TASK TO COMPLETE:
Reproduce every entry exactly as shown.

Part of a data file
= = = = =

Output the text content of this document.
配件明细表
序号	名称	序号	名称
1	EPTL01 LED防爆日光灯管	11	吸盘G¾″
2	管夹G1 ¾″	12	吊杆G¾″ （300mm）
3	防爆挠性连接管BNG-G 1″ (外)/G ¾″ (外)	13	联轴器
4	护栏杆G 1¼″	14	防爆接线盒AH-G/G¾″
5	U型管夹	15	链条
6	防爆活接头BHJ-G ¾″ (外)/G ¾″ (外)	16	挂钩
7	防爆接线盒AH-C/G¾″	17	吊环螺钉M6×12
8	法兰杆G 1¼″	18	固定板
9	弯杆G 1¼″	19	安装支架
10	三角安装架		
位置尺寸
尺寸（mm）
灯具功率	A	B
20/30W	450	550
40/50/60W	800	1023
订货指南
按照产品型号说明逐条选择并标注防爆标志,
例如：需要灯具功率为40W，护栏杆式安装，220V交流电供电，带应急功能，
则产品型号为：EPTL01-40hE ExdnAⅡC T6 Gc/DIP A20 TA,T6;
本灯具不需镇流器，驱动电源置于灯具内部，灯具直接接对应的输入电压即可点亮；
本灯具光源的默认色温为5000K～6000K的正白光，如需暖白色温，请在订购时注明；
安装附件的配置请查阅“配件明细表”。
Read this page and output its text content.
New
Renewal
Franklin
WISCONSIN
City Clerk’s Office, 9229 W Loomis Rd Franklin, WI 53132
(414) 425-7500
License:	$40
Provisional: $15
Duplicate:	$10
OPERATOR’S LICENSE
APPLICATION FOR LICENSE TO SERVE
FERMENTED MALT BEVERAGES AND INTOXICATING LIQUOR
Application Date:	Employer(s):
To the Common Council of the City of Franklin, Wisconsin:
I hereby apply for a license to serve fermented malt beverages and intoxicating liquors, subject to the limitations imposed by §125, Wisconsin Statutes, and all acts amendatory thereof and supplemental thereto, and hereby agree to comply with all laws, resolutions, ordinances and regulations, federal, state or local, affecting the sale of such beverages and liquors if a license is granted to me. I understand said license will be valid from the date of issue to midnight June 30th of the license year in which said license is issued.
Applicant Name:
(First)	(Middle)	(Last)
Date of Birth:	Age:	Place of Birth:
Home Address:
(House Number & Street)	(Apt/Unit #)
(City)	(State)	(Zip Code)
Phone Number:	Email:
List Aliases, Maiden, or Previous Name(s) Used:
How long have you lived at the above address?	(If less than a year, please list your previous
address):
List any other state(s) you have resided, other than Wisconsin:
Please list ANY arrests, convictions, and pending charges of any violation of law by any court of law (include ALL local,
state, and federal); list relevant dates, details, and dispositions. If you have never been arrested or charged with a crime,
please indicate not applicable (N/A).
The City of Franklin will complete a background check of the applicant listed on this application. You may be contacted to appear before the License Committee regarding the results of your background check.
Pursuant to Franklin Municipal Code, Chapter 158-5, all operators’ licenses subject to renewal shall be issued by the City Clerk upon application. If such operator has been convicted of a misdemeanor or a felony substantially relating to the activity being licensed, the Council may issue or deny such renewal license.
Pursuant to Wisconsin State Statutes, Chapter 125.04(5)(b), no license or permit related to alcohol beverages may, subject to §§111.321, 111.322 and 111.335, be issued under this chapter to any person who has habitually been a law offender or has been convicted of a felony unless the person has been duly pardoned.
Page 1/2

= = = = =

ANSWER FOR THE TASK:
Output the text content of this document.
配件明细表
序号	名称	序号	名称
1	EPTL01 LED防爆日光灯管	11	吸盘G¾″
2	管夹G1 ¾″	12	吊杆G¾″ （300mm）
3	防爆挠性连接管BNG-G 1″ (外)/G ¾″ (外)	13	联轴器
4	护栏杆G 1¼″	14	防爆接线盒AH-G/G¾″
5	U型管夹	15	链条
6	防爆活接头BHJ-G ¾″ (外)/G ¾″ (外)	16	挂钩
7	防爆接线盒AH-C/G¾″	17	吊环螺钉M6×12
8	法兰杆G 1¼″	18	固定板
9	弯杆G 1¼″	19	安装支架
10	三角安装架		
位置尺寸
尺寸（mm）
灯具功率	A	B
20/30W	450	550
40/50/60W	800	1023
订货指南
按照产品型号说明逐条选择并标注防爆标志,
例如：需要灯具功率为40W，护栏杆式安装，220V交流电供电，带应急功能，
则产品型号为：EPTL01-40hE ExdnAⅡC T6 Gc/DIP A20 TA,T6;
本灯具不需镇流器，驱动电源置于灯具内部，灯具直接接对应的输入电压即可点亮；
本灯具光源的默认色温为5000K～6000K的正白光，如需暖白色温，请在订购时注明；
安装附件的配置请查阅“配件明细表”。
Read this page and output its text content.
New
Renewal
Franklin
WISCONSIN
City Clerk’s Office, 9229 W Loomis Rd Franklin, WI 53132
(414) 425-7500
License:	$40
Provisional: $15
Duplicate:	$10
OPERATOR’S LICENSE
APPLICATION FOR LICENSE TO SERVE
FERMENTED MALT BEVERAGES AND INTOXICATING LIQUOR
Application Date:	Employer(s):
To the Common Council of the City of Franklin, Wisconsin:
I hereby apply for a license to serve fermented malt beverages and intoxicating liquors, subject to the limitations imposed by §125, Wisconsin Statutes, and all acts amendatory thereof and supplemental thereto, and hereby agree to comply with all laws, resolutions, ordinances and regulations, federal, state or local, affecting the sale of such beverages and liquors if a license is granted to me. I understand said license will be valid from the date of issue to midnight June 30th of the license year in which said license is issued.
Applicant Name:
(First)	(Middle)	(Last)
Date of Birth:	Age:	Place of Birth:
Home Address:
(House Number & Street)	(Apt/Unit #)
(City)	(State)	(Zip Code)
Phone Number:	Email:
List Aliases, Maiden, or Previous Name(s) Used:
How long have you lived at the above address?	(If less than a year, please list your previous
address):
List any other state(s) you have resided, other than Wisconsin:
Please list ANY arrests, convictions, and pending charges of any violation of law by any court of law (include ALL local,
state, and federal); list relevant dates, details, and dispositions. If you have never been arrested or charged with a crime,
please indicate not applicable (N/A).
The City of Franklin will complete a background check of the applicant listed on this application. You may be contacted to appear before the License Committee regarding the results of your background check.
Pursuant to Franklin Municipal Code, Chapter 158-5, all operators’ licenses subject to renewal shall be issued by the City Clerk upon application. If such operator has been convicted of a misdemeanor or a felony substantially relating to the activity being licensed, the Council may issue or deny such renewal license.
Pursuant to Wisconsin State Statutes, Chapter 125.04(5)(b), no license or permit related to alcohol beverages may, subject to §§111.321, 111.322 and 111.335, be issued under this chapter to any person who has habitually been a law offender or has been convicted of a felony unless the person has been duly pardoned.
Page 1/2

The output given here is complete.